# Extracted data entries:
++++

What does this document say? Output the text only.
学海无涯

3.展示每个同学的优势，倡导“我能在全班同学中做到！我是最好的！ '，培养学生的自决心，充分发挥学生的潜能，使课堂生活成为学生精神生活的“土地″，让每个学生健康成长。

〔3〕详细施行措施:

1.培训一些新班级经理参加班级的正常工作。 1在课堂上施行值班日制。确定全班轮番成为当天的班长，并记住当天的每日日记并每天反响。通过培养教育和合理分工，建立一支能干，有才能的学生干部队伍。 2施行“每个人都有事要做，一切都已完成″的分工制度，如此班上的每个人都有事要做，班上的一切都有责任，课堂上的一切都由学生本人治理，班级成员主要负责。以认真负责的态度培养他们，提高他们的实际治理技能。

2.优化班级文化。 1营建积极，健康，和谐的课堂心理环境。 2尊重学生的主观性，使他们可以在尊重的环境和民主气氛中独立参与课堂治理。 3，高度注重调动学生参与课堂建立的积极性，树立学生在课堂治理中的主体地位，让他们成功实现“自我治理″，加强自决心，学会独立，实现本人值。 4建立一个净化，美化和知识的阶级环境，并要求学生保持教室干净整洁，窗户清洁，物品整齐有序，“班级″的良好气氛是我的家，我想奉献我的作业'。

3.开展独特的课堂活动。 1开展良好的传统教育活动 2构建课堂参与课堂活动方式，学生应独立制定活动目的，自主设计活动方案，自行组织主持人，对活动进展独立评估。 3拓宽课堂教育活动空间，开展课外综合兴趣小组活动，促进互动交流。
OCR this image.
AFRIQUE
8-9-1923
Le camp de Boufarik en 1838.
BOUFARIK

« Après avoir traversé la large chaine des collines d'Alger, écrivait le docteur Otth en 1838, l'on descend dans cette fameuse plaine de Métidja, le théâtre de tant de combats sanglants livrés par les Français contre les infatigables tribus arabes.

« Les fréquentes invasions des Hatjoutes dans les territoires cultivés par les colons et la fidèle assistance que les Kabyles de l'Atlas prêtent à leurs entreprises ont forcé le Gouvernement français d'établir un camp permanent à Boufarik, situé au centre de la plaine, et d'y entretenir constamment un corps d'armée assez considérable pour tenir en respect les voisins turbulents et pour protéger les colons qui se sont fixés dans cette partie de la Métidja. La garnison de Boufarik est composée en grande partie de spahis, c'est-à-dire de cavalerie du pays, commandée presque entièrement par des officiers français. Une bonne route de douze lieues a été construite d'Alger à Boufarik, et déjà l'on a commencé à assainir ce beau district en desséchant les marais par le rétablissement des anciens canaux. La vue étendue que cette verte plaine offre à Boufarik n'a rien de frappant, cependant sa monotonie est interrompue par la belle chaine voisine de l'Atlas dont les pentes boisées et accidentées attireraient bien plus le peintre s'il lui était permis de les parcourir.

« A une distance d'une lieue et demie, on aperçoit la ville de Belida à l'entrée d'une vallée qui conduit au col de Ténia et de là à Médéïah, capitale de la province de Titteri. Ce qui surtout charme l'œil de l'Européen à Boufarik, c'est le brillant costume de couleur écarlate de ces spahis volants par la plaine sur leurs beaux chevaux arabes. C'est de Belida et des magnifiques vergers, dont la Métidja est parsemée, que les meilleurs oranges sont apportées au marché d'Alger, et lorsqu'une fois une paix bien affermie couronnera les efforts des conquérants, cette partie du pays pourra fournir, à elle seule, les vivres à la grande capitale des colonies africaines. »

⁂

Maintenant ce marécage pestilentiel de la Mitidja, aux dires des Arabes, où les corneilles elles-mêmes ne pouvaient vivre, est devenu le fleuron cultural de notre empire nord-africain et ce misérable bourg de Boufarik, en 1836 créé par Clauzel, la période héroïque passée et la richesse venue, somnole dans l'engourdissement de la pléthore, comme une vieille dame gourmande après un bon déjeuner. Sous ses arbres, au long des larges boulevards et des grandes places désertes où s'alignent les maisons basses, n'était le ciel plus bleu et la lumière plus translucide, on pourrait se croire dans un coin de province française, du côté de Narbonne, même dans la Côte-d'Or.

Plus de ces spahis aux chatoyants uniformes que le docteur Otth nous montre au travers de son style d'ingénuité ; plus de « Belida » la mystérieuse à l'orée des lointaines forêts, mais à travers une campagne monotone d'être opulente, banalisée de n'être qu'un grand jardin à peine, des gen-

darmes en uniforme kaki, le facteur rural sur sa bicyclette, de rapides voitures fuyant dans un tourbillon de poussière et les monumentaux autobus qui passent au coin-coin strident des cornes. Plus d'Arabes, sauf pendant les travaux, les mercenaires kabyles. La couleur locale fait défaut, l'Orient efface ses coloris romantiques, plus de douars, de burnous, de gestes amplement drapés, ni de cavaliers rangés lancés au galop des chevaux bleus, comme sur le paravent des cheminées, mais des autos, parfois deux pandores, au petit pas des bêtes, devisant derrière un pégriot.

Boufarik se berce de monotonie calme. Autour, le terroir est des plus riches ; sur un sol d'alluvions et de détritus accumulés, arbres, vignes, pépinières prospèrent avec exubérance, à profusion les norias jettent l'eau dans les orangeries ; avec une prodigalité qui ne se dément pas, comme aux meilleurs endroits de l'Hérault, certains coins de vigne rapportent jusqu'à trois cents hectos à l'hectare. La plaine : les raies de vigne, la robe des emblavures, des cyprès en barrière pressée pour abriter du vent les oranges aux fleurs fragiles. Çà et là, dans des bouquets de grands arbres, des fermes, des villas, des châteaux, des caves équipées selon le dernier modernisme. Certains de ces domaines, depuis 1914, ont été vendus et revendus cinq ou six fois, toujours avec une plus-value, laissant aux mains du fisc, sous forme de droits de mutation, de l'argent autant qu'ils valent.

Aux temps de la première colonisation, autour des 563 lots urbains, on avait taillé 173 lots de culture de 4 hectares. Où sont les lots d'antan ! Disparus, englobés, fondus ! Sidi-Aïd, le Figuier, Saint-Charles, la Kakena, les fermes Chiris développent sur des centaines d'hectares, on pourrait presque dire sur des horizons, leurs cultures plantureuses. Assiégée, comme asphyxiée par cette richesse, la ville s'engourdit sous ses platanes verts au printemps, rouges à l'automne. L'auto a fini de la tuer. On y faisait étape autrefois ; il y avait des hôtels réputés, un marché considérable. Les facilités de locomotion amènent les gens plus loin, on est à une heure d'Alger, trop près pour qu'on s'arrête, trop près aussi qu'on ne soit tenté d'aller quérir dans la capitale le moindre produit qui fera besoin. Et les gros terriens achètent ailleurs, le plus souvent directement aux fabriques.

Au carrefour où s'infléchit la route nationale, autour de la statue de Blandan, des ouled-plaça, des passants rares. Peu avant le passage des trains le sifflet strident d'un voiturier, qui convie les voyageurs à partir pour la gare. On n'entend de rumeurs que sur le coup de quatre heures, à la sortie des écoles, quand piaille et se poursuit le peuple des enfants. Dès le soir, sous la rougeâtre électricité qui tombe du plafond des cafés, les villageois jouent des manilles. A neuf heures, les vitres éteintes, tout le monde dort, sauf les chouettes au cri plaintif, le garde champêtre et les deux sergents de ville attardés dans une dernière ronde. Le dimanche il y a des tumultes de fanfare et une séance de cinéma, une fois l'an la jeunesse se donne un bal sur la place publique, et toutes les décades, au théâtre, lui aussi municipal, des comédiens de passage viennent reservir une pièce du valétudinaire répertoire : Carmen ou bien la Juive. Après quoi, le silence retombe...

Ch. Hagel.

++++

# DIRECTIVE:
From the records above, extract every line exactly as it stands.

# ANSWER FOR THE TASK:
What does this document say? Output the text only.
学海无涯

3.展示每个同学的优势，倡导“我能在全班同学中做到！我是最好的！ '，培养学生的自决心，充分发挥学生的潜能，使课堂生活成为学生精神生活的“土地″，让每个学生健康成长。

〔3〕详细施行措施:

1.培训一些新班级经理参加班级的正常工作。 1在课堂上施行值班日制。确定全班轮番成为当天的班长，并记住当天的每日日记并每天反响。通过培养教育和合理分工，建立一支能干，有才能的学生干部队伍。 2施行“每个人都有事要做，一切都已完成″的分工制度，如此班上的每个人都有事要做，班上的一切都有责任，课堂上的一切都由学生本人治理，班级成员主要负责。以认真负责的态度培养他们，提高他们的实际治理技能。

2.优化班级文化。 1营建积极，健康，和谐的课堂心理环境。 2尊重学生的主观性，使他们可以在尊重的环境和民主气氛中独立参与课堂治理。 3，高度注重调动学生参与课堂建立的积极性，树立学生在课堂治理中的主体地位，让他们成功实现“自我治理″，加强自决心，学会独立，实现本人值。 4建立一个净化，美化和知识的阶级环境，并要求学生保持教室干净整洁，窗户清洁，物品整齐有序，“班级″的良好气氛是我的家，我想奉献我的作业'。

3.开展独特的课堂活动。 1开展良好的传统教育活动 2构建课堂参与课堂活动方式，学生应独立制定活动目的，自主设计活动方案，自行组织主持人，对活动进展独立评估。 3拓宽课堂教育活动空间，开展课外综合兴趣小组活动，促进互动交流。
OCR this image.
AFRIQUE
8-9-1923
Le camp de Boufarik en 1838.
BOUFARIK

« Après avoir traversé la large chaine des collines d'Alger, écrivait le docteur Otth en 1838, l'on descend dans cette fameuse plaine de Métidja, le théâtre de tant de combats sanglants livrés par les Français contre les infatigables tribus arabes.

« Les fréquentes invasions des Hatjoutes dans les territoires cultivés par les colons et la fidèle assistance que les Kabyles de l'Atlas prêtent à leurs entreprises ont forcé le Gouvernement français d'établir un camp permanent à Boufarik, situé au centre de la plaine, et d'y entretenir constamment un corps d'armée assez considérable pour tenir en respect les voisins turbulents et pour protéger les colons qui se sont fixés dans cette partie de la Métidja. La garnison de Boufarik est composée en grande partie de spahis, c'est-à-dire de cavalerie du pays, commandée presque entièrement par des officiers français. Une bonne route de douze lieues a été construite d'Alger à Boufarik, et déjà l'on a commencé à assainir ce beau district en desséchant les marais par le rétablissement des anciens canaux. La vue étendue que cette verte plaine offre à Boufarik n'a rien de frappant, cependant sa monotonie est interrompue par la belle chaine voisine de l'Atlas dont les pentes boisées et accidentées attireraient bien plus le peintre s'il lui était permis de les parcourir.

« A une distance d'une lieue et demie, on aperçoit la ville de Belida à l'entrée d'une vallée qui conduit au col de Ténia et de là à Médéïah, capitale de la province de Titteri. Ce qui surtout charme l'œil de l'Européen à Boufarik, c'est le brillant costume de couleur écarlate de ces spahis volants par la plaine sur leurs beaux chevaux arabes. C'est de Belida et des magnifiques vergers, dont la Métidja est parsemée, que les meilleurs oranges sont apportées au marché d'Alger, et lorsqu'une fois une paix bien affermie couronnera les efforts des conquérants, cette partie du pays pourra fournir, à elle seule, les vivres à la grande capitale des colonies africaines. »

⁂

Maintenant ce marécage pestilentiel de la Mitidja, aux dires des Arabes, où les corneilles elles-mêmes ne pouvaient vivre, est devenu le fleuron cultural de notre empire nord-africain et ce misérable bourg de Boufarik, en 1836 créé par Clauzel, la période héroïque passée et la richesse venue, somnole dans l'engourdissement de la pléthore, comme une vieille dame gourmande après un bon déjeuner. Sous ses arbres, au long des larges boulevards et des grandes places désertes où s'alignent les maisons basses, n'était le ciel plus bleu et la lumière plus translucide, on pourrait se croire dans un coin de province française, du côté de Narbonne, même dans la Côte-d'Or.

Plus de ces spahis aux chatoyants uniformes que le docteur Otth nous montre au travers de son style d'ingénuité ; plus de « Belida » la mystérieuse à l'orée des lointaines forêts, mais à travers une campagne monotone d'être opulente, banalisée de n'être qu'un grand jardin à peine, des gen-

darmes en uniforme kaki, le facteur rural sur sa bicyclette, de rapides voitures fuyant dans un tourbillon de poussière et les monumentaux autobus qui passent au coin-coin strident des cornes. Plus d'Arabes, sauf pendant les travaux, les mercenaires kabyles. La couleur locale fait défaut, l'Orient efface ses coloris romantiques, plus de douars, de burnous, de gestes amplement drapés, ni de cavaliers rangés lancés au galop des chevaux bleus, comme sur le paravent des cheminées, mais des autos, parfois deux pandores, au petit pas des bêtes, devisant derrière un pégriot.

Boufarik se berce de monotonie calme. Autour, le terroir est des plus riches ; sur un sol d'alluvions et de détritus accumulés, arbres, vignes, pépinières prospèrent avec exubérance, à profusion les norias jettent l'eau dans les orangeries ; avec une prodigalité qui ne se dément pas, comme aux meilleurs endroits de l'Hérault, certains coins de vigne rapportent jusqu'à trois cents hectos à l'hectare. La plaine : les raies de vigne, la robe des emblavures, des cyprès en barrière pressée pour abriter du vent les oranges aux fleurs fragiles. Çà et là, dans des bouquets de grands arbres, des fermes, des villas, des châteaux, des caves équipées selon le dernier modernisme. Certains de ces domaines, depuis 1914, ont été vendus et revendus cinq ou six fois, toujours avec une plus-value, laissant aux mains du fisc, sous forme de droits de mutation, de l'argent autant qu'ils valent.

Aux temps de la première colonisation, autour des 563 lots urbains, on avait taillé 173 lots de culture de 4 hectares. Où sont les lots d'antan ! Disparus, englobés, fondus ! Sidi-Aïd, le Figuier, Saint-Charles, la Kakena, les fermes Chiris développent sur des centaines d'hectares, on pourrait presque dire sur des horizons, leurs cultures plantureuses. Assiégée, comme asphyxiée par cette richesse, la ville s'engourdit sous ses platanes verts au printemps, rouges à l'automne. L'auto a fini de la tuer. On y faisait étape autrefois ; il y avait des hôtels réputés, un marché considérable. Les facilités de locomotion amènent les gens plus loin, on est à une heure d'Alger, trop près pour qu'on s'arrête, trop près aussi qu'on ne soit tenté d'aller quérir dans la capitale le moindre produit qui fera besoin. Et les gros terriens achètent ailleurs, le plus souvent directement aux fabriques.

Au carrefour où s'infléchit la route nationale, autour de la statue de Blandan, des ouled-plaça, des passants rares. Peu avant le passage des trains le sifflet strident d'un voiturier, qui convie les voyageurs à partir pour la gare. On n'entend de rumeurs que sur le coup de quatre heures, à la sortie des écoles, quand piaille et se poursuit le peuple des enfants. Dès le soir, sous la rougeâtre électricité qui tombe du plafond des cafés, les villageois jouent des manilles. A neuf heures, les vitres éteintes, tout le monde dort, sauf les chouettes au cri plaintif, le garde champêtre et les deux sergents de ville attardés dans une dernière ronde. Le dimanche il y a des tumultes de fanfare et une séance de cinéma, une fois l'an la jeunesse se donne un bal sur la place publique, et toutes les décades, au théâtre, lui aussi municipal, des comédiens de passage viennent reservir une pièce du valétudinaire répertoire : Carmen ou bien la Juive. Après quoi, le silence retombe...

Ch. Hagel.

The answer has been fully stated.